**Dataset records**
* * *

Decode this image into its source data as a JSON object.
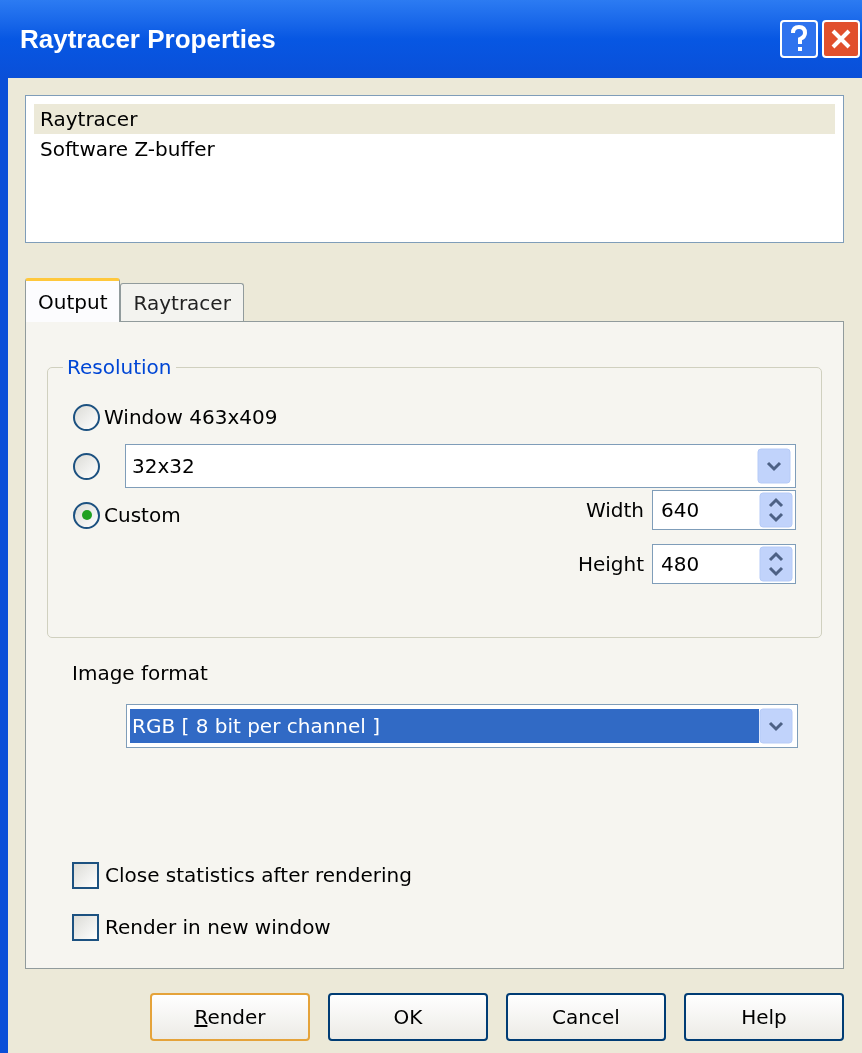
{
  "window": {
    "title": "Raytracer Properties"
  },
  "renderers": [
    {
      "label": "Raytracer",
      "selected": true
    },
    {
      "label": "Software Z-buffer",
      "selected": false
    }
  ],
  "tabs": [
    {
      "label": "Output",
      "selected": true
    },
    {
      "label": "Raytracer",
      "selected": false
    }
  ],
  "resolution": {
    "title": "Resolution",
    "options": [
      {
        "kind": "label",
        "label": "Window 463x409",
        "selected": false
      },
      {
        "kind": "combo",
        "value": "32x32",
        "selected": false
      },
      {
        "kind": "custom",
        "label": "Custom",
        "selected": true,
        "fields": [
          {
            "label": "Width",
            "value": "640"
          },
          {
            "label": "Height",
            "value": "480"
          }
        ]
      }
    ]
  },
  "image_format": {
    "label": "Image format",
    "value": "RGB  [ 8 bit per channel ]",
    "focused": true
  },
  "checkboxes": [
    {
      "label": "Close statistics after rendering",
      "checked": false
    },
    {
      "label": "Render in new window",
      "checked": false
    }
  ],
  "buttons": [
    {
      "label": "Render",
      "default": true,
      "mnemonic": true
    },
    {
      "label": "OK",
      "default": false,
      "mnemonic": false
    },
    {
      "label": "Cancel",
      "default": false,
      "mnemonic": false
    },
    {
      "label": "Help",
      "default": false,
      "mnemonic": false
    }
  ]
}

* * *

Give all the lines above again, character for character, without pictures.

**CORRECT RESULT**
Decode this image into its source data as a JSON object.
{
  "window": {
    "title": "Raytracer Properties"
  },
  "renderers": [
    {
      "label": "Raytracer",
      "selected": true
    },
    {
      "label": "Software Z-buffer",
      "selected": false
    }
  ],
  "tabs": [
    {
      "label": "Output",
      "selected": true
    },
    {
      "label": "Raytracer",
      "selected": false
    }
  ],
  "resolution": {
    "title": "Resolution",
    "options": [
      {
        "kind": "label",
        "label": "Window 463x409",
        "selected": false
      },
      {
        "kind": "combo",
        "value": "32x32",
        "selected": false
      },
      {
        "kind": "custom",
        "label": "Custom",
        "selected": true,
        "fields": [
          {
            "label": "Width",
            "value": "640"
          },
          {
            "label": "Height",
            "value": "480"
          }
        ]
      }
    ]
  },
  "image_format": {
    "label": "Image format",
    "value": "RGB  [ 8 bit per channel ]",
    "focused": true
  },
  "checkboxes": [
    {
      "label": "Close statistics after rendering",
      "checked": false
    },
    {
      "label": "Render in new window",
      "checked": false
    }
  ],
  "buttons": [
    {
      "label": "Render",
      "default": true,
      "mnemonic": true
    },
    {
      "label": "OK",
      "default": false,
      "mnemonic": false
    },
    {
      "label": "Cancel",
      "default": false,
      "mnemonic": false
    },
    {
      "label": "Help",
      "default": false,
      "mnemonic": false
    }
  ]
}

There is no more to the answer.